Output each entry below as it stands, leaving out every picture.

::::::

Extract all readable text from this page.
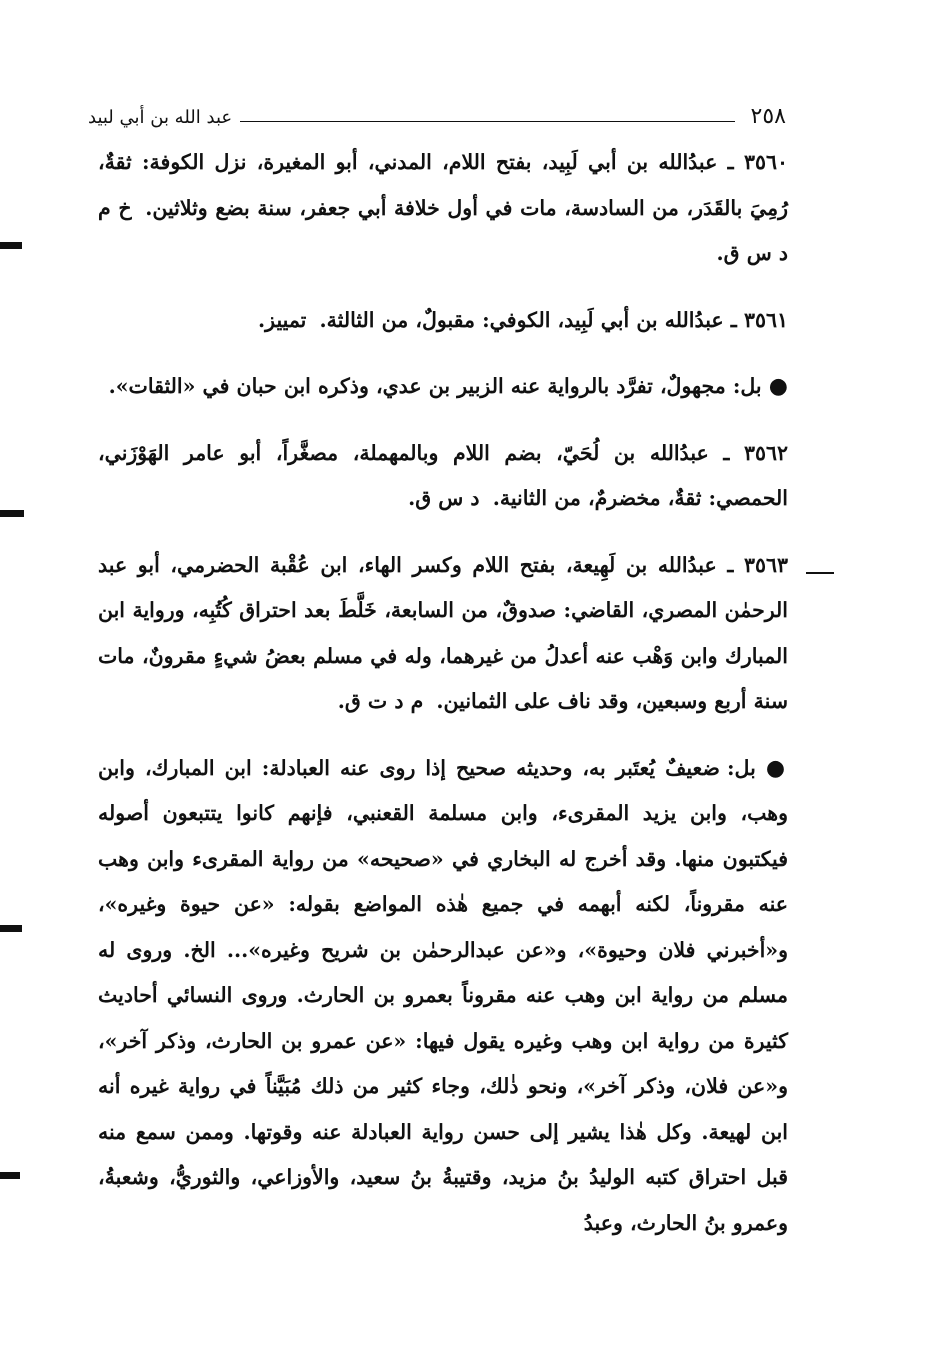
٢٥٨
عبد الله بن أبي لبيد

٣٥٦٠ ـ عبدُالله بن أبي لَبِيد، بفتح اللام، المدني، أبو المغيرة، نزل الكوفة: ثقةٌ، رُمِيَ بالقَدَر، من السادسة، مات في أول خلافة أبي جعفر، سنة بضع وثلاثين. خ م د س ق.

٣٥٦١ ـ عبدُالله بن أبي لَبِيد، الكوفي: مقبولٌ، من الثالثة. تمييز.

● بل: مجهولٌ، تفرَّد بالرواية عنه الزبير بن عدي، وذكره ابن حبان في «الثقات».

٣٥٦٢ ـ عبدُالله بن لُحَيّ، بضم اللام وبالمهملة، مصغَّراً، أبو عامر الهَوْزَني، الحمصي: ثقةٌ، مخضرمٌ، من الثانية. د س ق.

٣٥٦٣ ـ عبدُالله بن لَهِيعة، بفتح اللام وكسر الهاء، ابن عُقْبة الحضرمي، أبو عبد الرحمٰن المصري، القاضي: صدوقٌ، من السابعة، خَلَّطَ بعد احتراق كُتُبِه، ورواية ابن المبارك وابن وَهْب عنه أعدلُ من غيرهما، وله في مسلم بعضُ شيءٍ مقرونٌ، مات سنة أربع وسبعين، وقد ناف على الثمانين. م د ت ق.

● بل: ضعيفٌ يُعتَبر به، وحديثه صحيح إذا روى عنه العبادلة: ابن المبارك، وابن وهب، وابن يزيد المقرىء، وابن مسلمة القعنبي، فإنهم كانوا يتتبعون أصوله فيكتبون منها. وقد أخرج له البخاري في «صحيحه» من رواية المقرىء وابن وهب عنه مقروناً، لكنه أبهمه في جميع هٰذه المواضع بقوله: «عن حيوة وغيره»، و«أخبرني فلان وحيوة»، و«عن عبدالرحمٰن بن شريح وغيره»... الخ. وروى له مسلم من رواية ابن وهب عنه مقروناً بعمرو بن الحارث. وروى النسائي أحاديث كثيرة من رواية ابن وهب وغيره يقول فيها: «عن عمرو بن الحارث، وذكر آخر»، و«عن فلان، وذكر آخر»، ونحو ذٰلك، وجاء كثير من ذلك مُبَيَّناً في رواية غيره أنه ابن لهيعة. وكل هٰذا يشير إلى حسن رواية العبادلة عنه وقوتها. وممن سمع منه قبل احتراق كتبه الوليدُ بنُ مزيد، وقتيبةُ بنُ سعيد، والأوزاعي، والثوريُّ، وشعبةُ، وعمرو بنُ الحارث، وعبدُ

::::::

> [Solution]
Extract all readable text from this page.
٢٥٨
عبد الله بن أبي لبيد

٣٥٦٠ ـ عبدُالله بن أبي لَبِيد، بفتح اللام، المدني، أبو المغيرة، نزل الكوفة: ثقةٌ، رُمِيَ بالقَدَر، من السادسة، مات في أول خلافة أبي جعفر، سنة بضع وثلاثين. خ م د س ق.

٣٥٦١ ـ عبدُالله بن أبي لَبِيد، الكوفي: مقبولٌ، من الثالثة. تمييز.

● بل: مجهولٌ، تفرَّد بالرواية عنه الزبير بن عدي، وذكره ابن حبان في «الثقات».

٣٥٦٢ ـ عبدُالله بن لُحَيّ، بضم اللام وبالمهملة، مصغَّراً، أبو عامر الهَوْزَني، الحمصي: ثقةٌ، مخضرمٌ، من الثانية. د س ق.

٣٥٦٣ ـ عبدُالله بن لَهِيعة، بفتح اللام وكسر الهاء، ابن عُقْبة الحضرمي، أبو عبد الرحمٰن المصري، القاضي: صدوقٌ، من السابعة، خَلَّطَ بعد احتراق كُتُبِه، ورواية ابن المبارك وابن وَهْب عنه أعدلُ من غيرهما، وله في مسلم بعضُ شيءٍ مقرونٌ، مات سنة أربع وسبعين، وقد ناف على الثمانين. م د ت ق.

● بل: ضعيفٌ يُعتَبر به، وحديثه صحيح إذا روى عنه العبادلة: ابن المبارك، وابن وهب، وابن يزيد المقرىء، وابن مسلمة القعنبي، فإنهم كانوا يتتبعون أصوله فيكتبون منها. وقد أخرج له البخاري في «صحيحه» من رواية المقرىء وابن وهب عنه مقروناً، لكنه أبهمه في جميع هٰذه المواضع بقوله: «عن حيوة وغيره»، و«أخبرني فلان وحيوة»، و«عن عبدالرحمٰن بن شريح وغيره»... الخ. وروى له مسلم من رواية ابن وهب عنه مقروناً بعمرو بن الحارث. وروى النسائي أحاديث كثيرة من رواية ابن وهب وغيره يقول فيها: «عن عمرو بن الحارث، وذكر آخر»، و«عن فلان، وذكر آخر»، ونحو ذٰلك، وجاء كثير من ذلك مُبَيَّناً في رواية غيره أنه ابن لهيعة. وكل هٰذا يشير إلى حسن رواية العبادلة عنه وقوتها. وممن سمع منه قبل احتراق كتبه الوليدُ بنُ مزيد، وقتيبةُ بنُ سعيد، والأوزاعي، والثوريُّ، وشعبةُ، وعمرو بنُ الحارث، وعبدُ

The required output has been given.